++++ STORED RECORDS ++++
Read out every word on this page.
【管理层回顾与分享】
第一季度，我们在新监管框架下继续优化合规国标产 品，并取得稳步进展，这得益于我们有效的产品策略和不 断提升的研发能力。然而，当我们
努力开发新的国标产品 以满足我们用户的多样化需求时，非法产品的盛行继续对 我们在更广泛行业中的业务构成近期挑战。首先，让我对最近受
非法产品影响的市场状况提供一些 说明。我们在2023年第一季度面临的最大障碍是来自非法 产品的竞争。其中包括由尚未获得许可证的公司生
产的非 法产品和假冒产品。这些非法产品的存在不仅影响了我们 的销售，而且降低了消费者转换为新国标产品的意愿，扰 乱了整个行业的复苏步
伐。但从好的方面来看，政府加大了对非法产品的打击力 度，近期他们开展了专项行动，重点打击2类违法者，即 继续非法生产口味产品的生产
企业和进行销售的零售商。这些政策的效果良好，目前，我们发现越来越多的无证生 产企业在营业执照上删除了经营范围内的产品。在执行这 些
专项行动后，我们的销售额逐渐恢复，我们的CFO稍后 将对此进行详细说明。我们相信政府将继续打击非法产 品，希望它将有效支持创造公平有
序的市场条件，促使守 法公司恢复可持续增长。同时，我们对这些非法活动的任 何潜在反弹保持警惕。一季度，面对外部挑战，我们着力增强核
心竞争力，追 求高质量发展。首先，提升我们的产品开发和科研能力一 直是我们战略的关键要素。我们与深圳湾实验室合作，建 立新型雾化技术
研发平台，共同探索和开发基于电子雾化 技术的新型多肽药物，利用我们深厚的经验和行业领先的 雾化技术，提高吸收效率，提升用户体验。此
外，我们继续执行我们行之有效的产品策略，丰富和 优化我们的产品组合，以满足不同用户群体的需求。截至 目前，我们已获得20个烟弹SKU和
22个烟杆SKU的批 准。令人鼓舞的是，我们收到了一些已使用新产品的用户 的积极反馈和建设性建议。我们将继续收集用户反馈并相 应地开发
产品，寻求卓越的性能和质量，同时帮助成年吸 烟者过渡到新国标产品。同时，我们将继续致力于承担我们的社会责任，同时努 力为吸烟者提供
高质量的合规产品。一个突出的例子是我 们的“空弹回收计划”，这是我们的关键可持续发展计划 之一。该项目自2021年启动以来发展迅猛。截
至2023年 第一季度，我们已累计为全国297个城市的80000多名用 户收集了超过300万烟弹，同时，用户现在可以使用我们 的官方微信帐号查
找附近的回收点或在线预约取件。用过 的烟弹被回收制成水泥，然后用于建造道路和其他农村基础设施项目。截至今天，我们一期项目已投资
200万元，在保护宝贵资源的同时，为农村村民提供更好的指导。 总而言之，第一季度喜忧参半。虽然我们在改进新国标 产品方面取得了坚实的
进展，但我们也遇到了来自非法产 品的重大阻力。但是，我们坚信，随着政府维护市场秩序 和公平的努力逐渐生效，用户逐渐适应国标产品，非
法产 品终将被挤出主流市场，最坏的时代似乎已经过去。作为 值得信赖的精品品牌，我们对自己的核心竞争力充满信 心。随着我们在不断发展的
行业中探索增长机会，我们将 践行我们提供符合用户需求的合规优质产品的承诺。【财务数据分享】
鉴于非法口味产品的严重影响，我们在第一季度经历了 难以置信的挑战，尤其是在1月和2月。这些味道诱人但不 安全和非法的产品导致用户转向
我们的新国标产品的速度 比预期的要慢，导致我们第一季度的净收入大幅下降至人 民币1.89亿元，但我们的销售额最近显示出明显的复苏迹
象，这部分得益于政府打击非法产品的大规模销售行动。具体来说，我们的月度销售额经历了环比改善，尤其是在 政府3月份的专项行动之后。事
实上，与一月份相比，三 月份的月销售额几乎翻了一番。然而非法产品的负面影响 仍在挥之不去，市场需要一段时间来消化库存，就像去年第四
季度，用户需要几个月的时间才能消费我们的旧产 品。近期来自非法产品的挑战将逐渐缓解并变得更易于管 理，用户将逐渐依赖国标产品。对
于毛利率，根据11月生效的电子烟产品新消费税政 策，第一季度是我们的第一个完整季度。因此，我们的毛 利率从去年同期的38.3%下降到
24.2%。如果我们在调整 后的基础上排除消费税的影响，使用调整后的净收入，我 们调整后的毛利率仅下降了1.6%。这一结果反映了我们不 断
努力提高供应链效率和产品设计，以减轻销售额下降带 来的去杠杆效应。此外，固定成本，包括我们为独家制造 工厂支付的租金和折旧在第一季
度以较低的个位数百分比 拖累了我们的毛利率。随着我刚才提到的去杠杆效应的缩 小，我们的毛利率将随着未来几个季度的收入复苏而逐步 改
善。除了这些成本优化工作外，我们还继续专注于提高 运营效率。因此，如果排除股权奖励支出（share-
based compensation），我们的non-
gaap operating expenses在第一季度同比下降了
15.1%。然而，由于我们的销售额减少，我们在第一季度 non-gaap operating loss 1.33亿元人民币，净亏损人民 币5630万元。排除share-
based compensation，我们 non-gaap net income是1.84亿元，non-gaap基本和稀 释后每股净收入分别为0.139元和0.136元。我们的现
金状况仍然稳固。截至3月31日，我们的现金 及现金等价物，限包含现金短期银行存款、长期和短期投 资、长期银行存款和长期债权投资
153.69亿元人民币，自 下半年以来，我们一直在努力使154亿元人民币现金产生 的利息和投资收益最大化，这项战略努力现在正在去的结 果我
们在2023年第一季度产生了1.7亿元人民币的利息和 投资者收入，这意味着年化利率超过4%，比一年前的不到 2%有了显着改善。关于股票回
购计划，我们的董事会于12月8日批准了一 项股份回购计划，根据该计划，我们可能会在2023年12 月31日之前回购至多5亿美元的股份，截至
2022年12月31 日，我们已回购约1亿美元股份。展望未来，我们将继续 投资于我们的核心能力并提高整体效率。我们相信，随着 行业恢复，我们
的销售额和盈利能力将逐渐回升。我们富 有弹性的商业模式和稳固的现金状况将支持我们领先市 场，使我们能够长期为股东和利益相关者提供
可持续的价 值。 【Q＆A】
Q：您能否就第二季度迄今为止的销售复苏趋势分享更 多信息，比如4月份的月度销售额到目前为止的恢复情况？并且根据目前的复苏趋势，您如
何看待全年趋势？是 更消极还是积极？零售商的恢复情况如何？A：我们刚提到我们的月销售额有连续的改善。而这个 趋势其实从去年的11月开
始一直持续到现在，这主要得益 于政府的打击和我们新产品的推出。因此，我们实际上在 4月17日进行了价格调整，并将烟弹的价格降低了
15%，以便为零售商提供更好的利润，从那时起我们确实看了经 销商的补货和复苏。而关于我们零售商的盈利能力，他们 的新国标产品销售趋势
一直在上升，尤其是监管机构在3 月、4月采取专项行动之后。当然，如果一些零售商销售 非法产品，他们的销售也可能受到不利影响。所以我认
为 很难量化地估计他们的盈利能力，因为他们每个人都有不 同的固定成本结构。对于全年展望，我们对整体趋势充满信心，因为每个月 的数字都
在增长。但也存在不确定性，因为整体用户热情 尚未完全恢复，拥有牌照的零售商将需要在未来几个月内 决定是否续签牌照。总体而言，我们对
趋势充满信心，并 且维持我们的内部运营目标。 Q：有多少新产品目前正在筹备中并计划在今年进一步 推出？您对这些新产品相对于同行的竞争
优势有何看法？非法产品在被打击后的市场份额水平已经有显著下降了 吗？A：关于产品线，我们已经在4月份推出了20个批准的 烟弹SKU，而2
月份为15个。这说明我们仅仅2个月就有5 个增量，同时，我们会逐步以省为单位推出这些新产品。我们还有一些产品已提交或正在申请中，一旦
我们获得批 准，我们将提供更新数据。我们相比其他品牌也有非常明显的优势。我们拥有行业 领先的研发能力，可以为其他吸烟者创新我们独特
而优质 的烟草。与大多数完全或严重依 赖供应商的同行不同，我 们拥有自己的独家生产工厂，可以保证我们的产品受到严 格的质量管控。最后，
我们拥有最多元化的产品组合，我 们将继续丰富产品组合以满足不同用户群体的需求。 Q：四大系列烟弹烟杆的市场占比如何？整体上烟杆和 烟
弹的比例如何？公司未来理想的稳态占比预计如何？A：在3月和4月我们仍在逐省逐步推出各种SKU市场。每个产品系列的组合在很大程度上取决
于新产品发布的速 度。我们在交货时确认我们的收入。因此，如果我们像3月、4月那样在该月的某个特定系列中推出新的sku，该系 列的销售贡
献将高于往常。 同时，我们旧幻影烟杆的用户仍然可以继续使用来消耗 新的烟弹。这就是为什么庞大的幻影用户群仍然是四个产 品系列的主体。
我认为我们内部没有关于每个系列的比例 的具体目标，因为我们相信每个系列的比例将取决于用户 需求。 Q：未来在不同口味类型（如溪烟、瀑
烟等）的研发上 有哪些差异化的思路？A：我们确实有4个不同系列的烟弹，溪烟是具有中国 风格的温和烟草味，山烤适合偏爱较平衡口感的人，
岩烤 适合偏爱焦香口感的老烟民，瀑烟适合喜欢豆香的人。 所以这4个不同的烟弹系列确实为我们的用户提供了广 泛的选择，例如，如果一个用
++++
TASK TO CARRY OUT: Across the entries, how many lines hold the word "based"? Say only the number.

EXERCISE RESULT: 2